* WHAT NEEDS TO BE DONE: Write the records below out in full, character for character, with no pictures.

══ DATA FOR THIS EXERCISE ══

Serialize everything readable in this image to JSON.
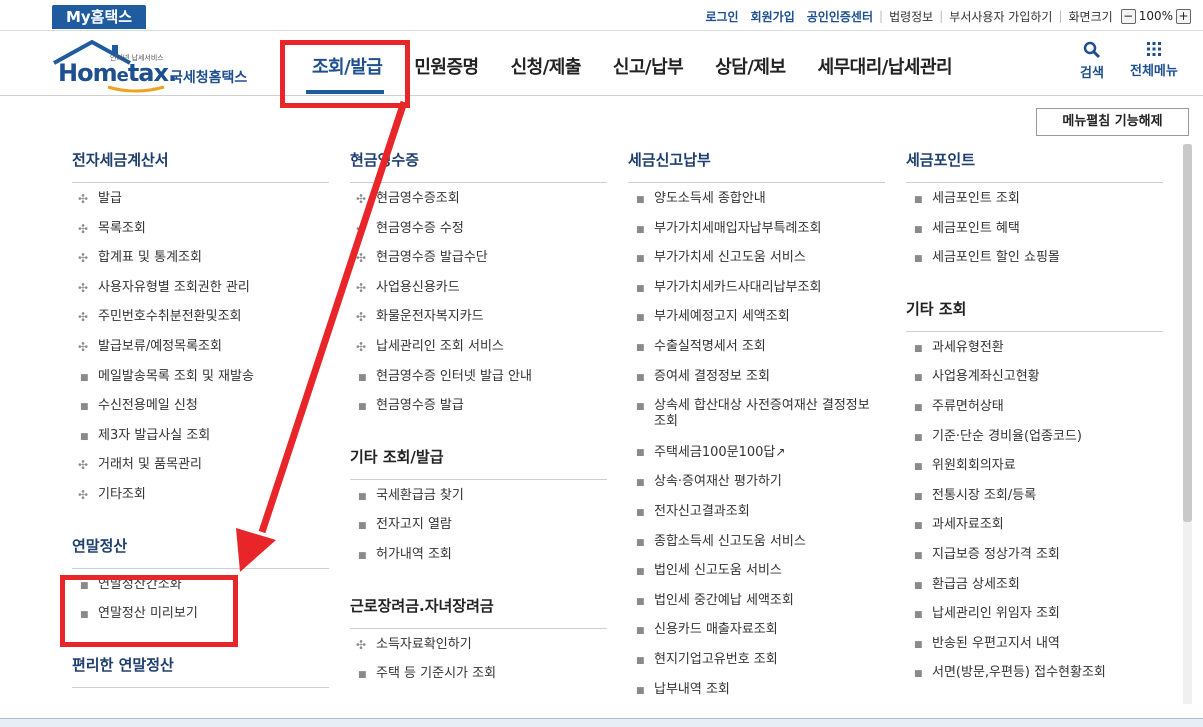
{
  "colors": {
    "brand": "#1e5b9f",
    "title": "#1e3e6e",
    "annotation": "#e8262a"
  },
  "utilbar": {
    "my_tab": "My홈택스",
    "links": [
      "로그인",
      "회원가입",
      "공인인증센터",
      "법령정보",
      "부서사용자 가입하기",
      "화면크기"
    ],
    "zoom_minus": "−",
    "zoom_value": "100%",
    "zoom_plus": "+"
  },
  "header": {
    "logo_main": "Hom",
    "logo_e": "e",
    "logo_end": "tax.",
    "logo_sub": "국세청홈택스",
    "logo_tiny": "인터넷 납세서비스",
    "menus": [
      "조회/발급",
      "민원증명",
      "신청/제출",
      "신고/납부",
      "상담/제보",
      "세무대리/납세관리"
    ],
    "search_label": "검색",
    "allmenu_label": "전체메뉴",
    "fold_button": "메뉴펼침 기능해제"
  },
  "columns": [
    {
      "sections": [
        {
          "title": "전자세금계산서",
          "style": "blue",
          "items": [
            {
              "b": "plus",
              "t": "발급"
            },
            {
              "b": "plus",
              "t": "목록조회"
            },
            {
              "b": "plus",
              "t": "합계표 및 통계조회"
            },
            {
              "b": "plus",
              "t": "사용자유형별 조회권한 관리"
            },
            {
              "b": "plus",
              "t": "주민번호수취분전환및조회"
            },
            {
              "b": "plus",
              "t": "발급보류/예정목록조회"
            },
            {
              "b": "dot",
              "t": "메일발송목록 조회 및 재발송"
            },
            {
              "b": "dot",
              "t": "수신전용메일 신청"
            },
            {
              "b": "dot",
              "t": "제3자 발급사실 조회"
            },
            {
              "b": "plus",
              "t": "거래처 및 품목관리"
            },
            {
              "b": "plus",
              "t": "기타조회"
            }
          ]
        },
        {
          "title": "연말정산",
          "style": "blue",
          "items": [
            {
              "b": "dot",
              "t": "연말정산간소화"
            },
            {
              "b": "dot",
              "t": "연말정산 미리보기"
            }
          ]
        },
        {
          "title": "편리한 연말정산",
          "style": "blue",
          "items": []
        }
      ]
    },
    {
      "sections": [
        {
          "title": "현금영수증",
          "style": "blue",
          "items": [
            {
              "b": "plus",
              "t": "현금영수증조회"
            },
            {
              "b": "plus",
              "t": "현금영수증 수정"
            },
            {
              "b": "plus",
              "t": "현금영수증 발급수단"
            },
            {
              "b": "plus",
              "t": "사업용신용카드"
            },
            {
              "b": "plus",
              "t": "화물운전자복지카드"
            },
            {
              "b": "plus",
              "t": "납세관리인 조회 서비스"
            },
            {
              "b": "dot",
              "t": "현금영수증 인터넷 발급 안내"
            },
            {
              "b": "dot",
              "t": "현금영수증 발급"
            }
          ]
        },
        {
          "title": "기타 조회/발급",
          "style": "plain",
          "items": [
            {
              "b": "dot",
              "t": "국세환급금 찾기"
            },
            {
              "b": "dot",
              "t": "전자고지 열람"
            },
            {
              "b": "dot",
              "t": "허가내역 조회"
            }
          ]
        },
        {
          "title": "근로장려금.자녀장려금",
          "style": "plain",
          "items": [
            {
              "b": "plus",
              "t": "소득자료확인하기"
            },
            {
              "b": "dot",
              "t": "주택 등 기준시가 조회"
            }
          ]
        }
      ]
    },
    {
      "sections": [
        {
          "title": "세금신고납부",
          "style": "blue",
          "items": [
            {
              "b": "dot",
              "t": "양도소득세 종합안내"
            },
            {
              "b": "dot",
              "t": "부가가치세매입자납부특례조회"
            },
            {
              "b": "dot",
              "t": "부가가치세 신고도움 서비스"
            },
            {
              "b": "dot",
              "t": "부가가치세카드사대리납부조회"
            },
            {
              "b": "dot",
              "t": "부가세예정고지 세액조회"
            },
            {
              "b": "dot",
              "t": "수출실적명세서 조회"
            },
            {
              "b": "dot",
              "t": "증여세 결정정보 조회"
            },
            {
              "b": "dot",
              "t": "상속세 합산대상 사전증여재산 결정정보 조회"
            },
            {
              "b": "dot",
              "t": "주택세금100문100답",
              "ext": "↗"
            },
            {
              "b": "dot",
              "t": "상속·증여재산 평가하기"
            },
            {
              "b": "dot",
              "t": "전자신고결과조회"
            },
            {
              "b": "dot",
              "t": "종합소득세 신고도움 서비스"
            },
            {
              "b": "dot",
              "t": "법인세 신고도움 서비스"
            },
            {
              "b": "dot",
              "t": "법인세 중간예납 세액조회"
            },
            {
              "b": "dot",
              "t": "신용카드 매출자료조회"
            },
            {
              "b": "dot",
              "t": "현지기업고유번호 조회"
            },
            {
              "b": "dot",
              "t": "납부내역 조회"
            }
          ]
        }
      ]
    },
    {
      "sections": [
        {
          "title": "세금포인트",
          "style": "blue",
          "items": [
            {
              "b": "dot",
              "t": "세금포인트 조회"
            },
            {
              "b": "dot",
              "t": "세금포인트 혜택"
            },
            {
              "b": "dot",
              "t": "세금포인트 할인 쇼핑몰"
            }
          ]
        },
        {
          "title": "기타 조회",
          "style": "plain",
          "items": [
            {
              "b": "dot",
              "t": "과세유형전환"
            },
            {
              "b": "dot",
              "t": "사업용계좌신고현황"
            },
            {
              "b": "dot",
              "t": "주류면허상태"
            },
            {
              "b": "dot",
              "t": "기준·단순 경비율(업종코드)"
            },
            {
              "b": "dot",
              "t": "위원회회의자료"
            },
            {
              "b": "dot",
              "t": "전통시장 조회/등록"
            },
            {
              "b": "dot",
              "t": "과세자료조회"
            },
            {
              "b": "dot",
              "t": "지급보증 정상가격 조회"
            },
            {
              "b": "dot",
              "t": "환급금 상세조회"
            },
            {
              "b": "dot",
              "t": "납세관리인 위임자 조회"
            },
            {
              "b": "dot",
              "t": "반송된 우편고지서 내역"
            },
            {
              "b": "dot",
              "t": "서면(방문,우편등) 접수현황조회"
            }
          ]
        }
      ]
    }
  ]
}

═══

* ANSWER TO THIS TASK:
Serialize everything readable in this image to JSON.
{
  "colors": {
    "brand": "#1e5b9f",
    "title": "#1e3e6e",
    "annotation": "#e8262a"
  },
  "utilbar": {
    "my_tab": "My홈택스",
    "links": [
      "로그인",
      "회원가입",
      "공인인증센터",
      "법령정보",
      "부서사용자 가입하기",
      "화면크기"
    ],
    "zoom_minus": "−",
    "zoom_value": "100%",
    "zoom_plus": "+"
  },
  "header": {
    "logo_main": "Hom",
    "logo_e": "e",
    "logo_end": "tax.",
    "logo_sub": "국세청홈택스",
    "logo_tiny": "인터넷 납세서비스",
    "menus": [
      "조회/발급",
      "민원증명",
      "신청/제출",
      "신고/납부",
      "상담/제보",
      "세무대리/납세관리"
    ],
    "search_label": "검색",
    "allmenu_label": "전체메뉴",
    "fold_button": "메뉴펼침 기능해제"
  },
  "columns": [
    {
      "sections": [
        {
          "title": "전자세금계산서",
          "style": "blue",
          "items": [
            {
              "b": "plus",
              "t": "발급"
            },
            {
              "b": "plus",
              "t": "목록조회"
            },
            {
              "b": "plus",
              "t": "합계표 및 통계조회"
            },
            {
              "b": "plus",
              "t": "사용자유형별 조회권한 관리"
            },
            {
              "b": "plus",
              "t": "주민번호수취분전환및조회"
            },
            {
              "b": "plus",
              "t": "발급보류/예정목록조회"
            },
            {
              "b": "dot",
              "t": "메일발송목록 조회 및 재발송"
            },
            {
              "b": "dot",
              "t": "수신전용메일 신청"
            },
            {
              "b": "dot",
              "t": "제3자 발급사실 조회"
            },
            {
              "b": "plus",
              "t": "거래처 및 품목관리"
            },
            {
              "b": "plus",
              "t": "기타조회"
            }
          ]
        },
        {
          "title": "연말정산",
          "style": "blue",
          "items": [
            {
              "b": "dot",
              "t": "연말정산간소화"
            },
            {
              "b": "dot",
              "t": "연말정산 미리보기"
            }
          ]
        },
        {
          "title": "편리한 연말정산",
          "style": "blue",
          "items": []
        }
      ]
    },
    {
      "sections": [
        {
          "title": "현금영수증",
          "style": "blue",
          "items": [
            {
              "b": "plus",
              "t": "현금영수증조회"
            },
            {
              "b": "plus",
              "t": "현금영수증 수정"
            },
            {
              "b": "plus",
              "t": "현금영수증 발급수단"
            },
            {
              "b": "plus",
              "t": "사업용신용카드"
            },
            {
              "b": "plus",
              "t": "화물운전자복지카드"
            },
            {
              "b": "plus",
              "t": "납세관리인 조회 서비스"
            },
            {
              "b": "dot",
              "t": "현금영수증 인터넷 발급 안내"
            },
            {
              "b": "dot",
              "t": "현금영수증 발급"
            }
          ]
        },
        {
          "title": "기타 조회/발급",
          "style": "plain",
          "items": [
            {
              "b": "dot",
              "t": "국세환급금 찾기"
            },
            {
              "b": "dot",
              "t": "전자고지 열람"
            },
            {
              "b": "dot",
              "t": "허가내역 조회"
            }
          ]
        },
        {
          "title": "근로장려금.자녀장려금",
          "style": "plain",
          "items": [
            {
              "b": "plus",
              "t": "소득자료확인하기"
            },
            {
              "b": "dot",
              "t": "주택 등 기준시가 조회"
            }
          ]
        }
      ]
    },
    {
      "sections": [
        {
          "title": "세금신고납부",
          "style": "blue",
          "items": [
            {
              "b": "dot",
              "t": "양도소득세 종합안내"
            },
            {
              "b": "dot",
              "t": "부가가치세매입자납부특례조회"
            },
            {
              "b": "dot",
              "t": "부가가치세 신고도움 서비스"
            },
            {
              "b": "dot",
              "t": "부가가치세카드사대리납부조회"
            },
            {
              "b": "dot",
              "t": "부가세예정고지 세액조회"
            },
            {
              "b": "dot",
              "t": "수출실적명세서 조회"
            },
            {
              "b": "dot",
              "t": "증여세 결정정보 조회"
            },
            {
              "b": "dot",
              "t": "상속세 합산대상 사전증여재산 결정정보 조회"
            },
            {
              "b": "dot",
              "t": "주택세금100문100답",
              "ext": "↗"
            },
            {
              "b": "dot",
              "t": "상속·증여재산 평가하기"
            },
            {
              "b": "dot",
              "t": "전자신고결과조회"
            },
            {
              "b": "dot",
              "t": "종합소득세 신고도움 서비스"
            },
            {
              "b": "dot",
              "t": "법인세 신고도움 서비스"
            },
            {
              "b": "dot",
              "t": "법인세 중간예납 세액조회"
            },
            {
              "b": "dot",
              "t": "신용카드 매출자료조회"
            },
            {
              "b": "dot",
              "t": "현지기업고유번호 조회"
            },
            {
              "b": "dot",
              "t": "납부내역 조회"
            }
          ]
        }
      ]
    },
    {
      "sections": [
        {
          "title": "세금포인트",
          "style": "blue",
          "items": [
            {
              "b": "dot",
              "t": "세금포인트 조회"
            },
            {
              "b": "dot",
              "t": "세금포인트 혜택"
            },
            {
              "b": "dot",
              "t": "세금포인트 할인 쇼핑몰"
            }
          ]
        },
        {
          "title": "기타 조회",
          "style": "plain",
          "items": [
            {
              "b": "dot",
              "t": "과세유형전환"
            },
            {
              "b": "dot",
              "t": "사업용계좌신고현황"
            },
            {
              "b": "dot",
              "t": "주류면허상태"
            },
            {
              "b": "dot",
              "t": "기준·단순 경비율(업종코드)"
            },
            {
              "b": "dot",
              "t": "위원회회의자료"
            },
            {
              "b": "dot",
              "t": "전통시장 조회/등록"
            },
            {
              "b": "dot",
              "t": "과세자료조회"
            },
            {
              "b": "dot",
              "t": "지급보증 정상가격 조회"
            },
            {
              "b": "dot",
              "t": "환급금 상세조회"
            },
            {
              "b": "dot",
              "t": "납세관리인 위임자 조회"
            },
            {
              "b": "dot",
              "t": "반송된 우편고지서 내역"
            },
            {
              "b": "dot",
              "t": "서면(방문,우편등) 접수현황조회"
            }
          ]
        }
      ]
    }
  ]
}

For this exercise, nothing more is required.